## DIRECTIONS
Below is a block of records; reproduce all of them exactly and leave out any pictures.

--- start ---

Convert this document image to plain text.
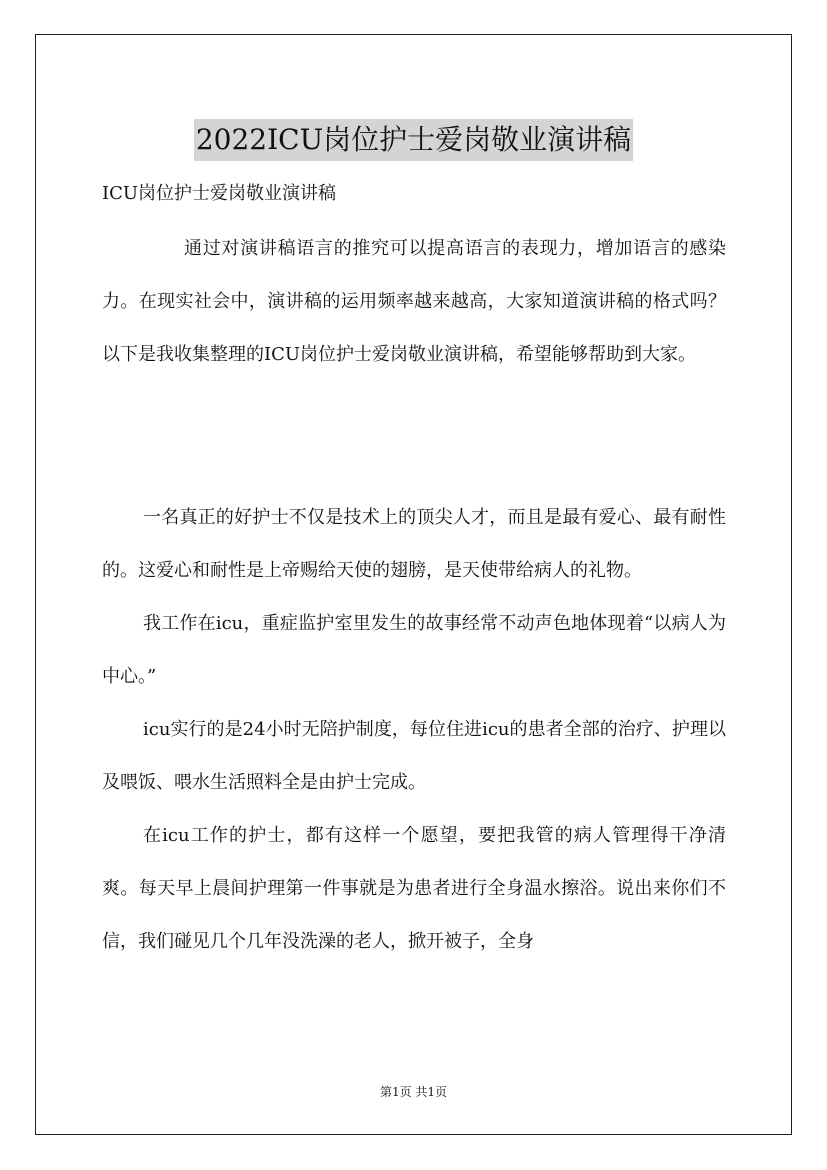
2022ICU岗位护士爱岗敬业演讲稿
ICU岗位护士爱岗敬业演讲稿

通过对演讲稿语言的推究可以提高语言的表现力，增加语言的感染力。在现实社会中，演讲稿的运用频率越来越高，大家知道演讲稿的格式吗？以下是我收集整理的ICU岗位护士爱岗敬业演讲稿，希望能够帮助到大家。

一名真正的好护士不仅是技术上的顶尖人才，而且是最有爱心、最有耐性的。这爱心和耐性是上帝赐给天使的翅膀，是天使带给病人的礼物。

我工作在icu，重症监护室里发生的故事经常不动声色地体现着“以病人为中心。”

icu实行的是24小时无陪护制度，每位住进icu的患者全部的治疗、护理以及喂饭、喂水生活照料全是由护士完成。

在icu工作的护士，都有这样一个愿望，要把我管的病人管理得干净清爽。每天早上晨间护理第一件事就是为患者进行全身温水擦浴。说出来你们不信，我们碰见几个几年没洗澡的老人，掀开被子，全身

第1页 共1页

--- end ---

## SOLUTION FOR THIS EXERCISE
Convert this document image to plain text.
2022ICU岗位护士爱岗敬业演讲稿
ICU岗位护士爱岗敬业演讲稿

通过对演讲稿语言的推究可以提高语言的表现力，增加语言的感染力。在现实社会中，演讲稿的运用频率越来越高，大家知道演讲稿的格式吗？以下是我收集整理的ICU岗位护士爱岗敬业演讲稿，希望能够帮助到大家。

一名真正的好护士不仅是技术上的顶尖人才，而且是最有爱心、最有耐性的。这爱心和耐性是上帝赐给天使的翅膀，是天使带给病人的礼物。

我工作在icu，重症监护室里发生的故事经常不动声色地体现着“以病人为中心。”

icu实行的是24小时无陪护制度，每位住进icu的患者全部的治疗、护理以及喂饭、喂水生活照料全是由护士完成。

在icu工作的护士，都有这样一个愿望，要把我管的病人管理得干净清爽。每天早上晨间护理第一件事就是为患者进行全身温水擦浴。说出来你们不信，我们碰见几个几年没洗澡的老人，掀开被子，全身

第1页 共1页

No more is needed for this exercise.